The exercise – Find the word "this" in the listing; pull out each line holding it.

Records from a dataset
■ ■ ■ ■
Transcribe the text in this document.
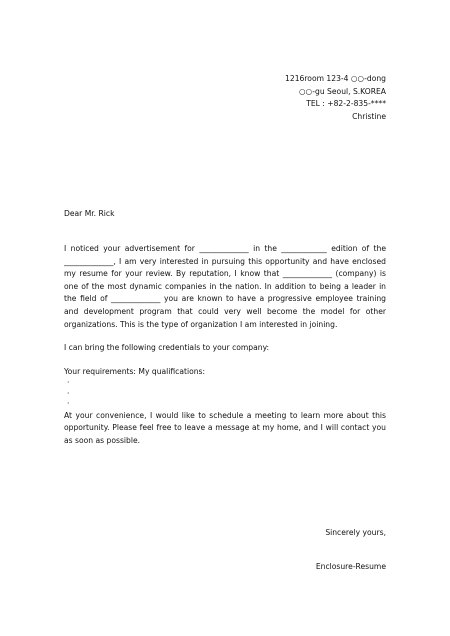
1216room 123-4 ○○-dong
○○-gu Seoul, S.KOREA
TEL : +82-2-835-****
Christine
Dear Mr. Rick

I noticed your advertisement for _____________ in the ____________ edition of the _____________, I am very interested in pursuing this opportunity and have enclosed my resume for your review. By reputation, I know that _____________ (company) is one of the most dynamic companies in the nation. In addition to being a leader in the field of _____________ you are known to have a progressive employee training and development program that could very well become the model for other organizations. This is the type of organization I am interested in joining.

I can bring the following credentials to your company:

Your requirements: My qualifications:

·
·
·

At your convenience, I would like to schedule a meeting to learn more about this opportunity. Please feel free to leave a message at my home, and I will contact you as soon as possible.

Sincerely yours,
Enclosure-Resume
■ ■ ■ ■
Exercise output –
Transcribe the text in this document.
I noticed your advertisement for _____________ in the ____________ edition of the _____________, I am very interested in pursuing this opportunity and have enclosed my resume for your review. By reputation, I know that _____________ (company) is one of the most dynamic companies in the nation. In addition to being a leader in the field of _____________ you are known to have a progressive employee training and development program that could very well become the model for other organizations. This is the type of organization I am interested in joining.
At your convenience, I would like to schedule a meeting to learn more about this opportunity. Please feel free to leave a message at my home, and I will contact you as soon as possible.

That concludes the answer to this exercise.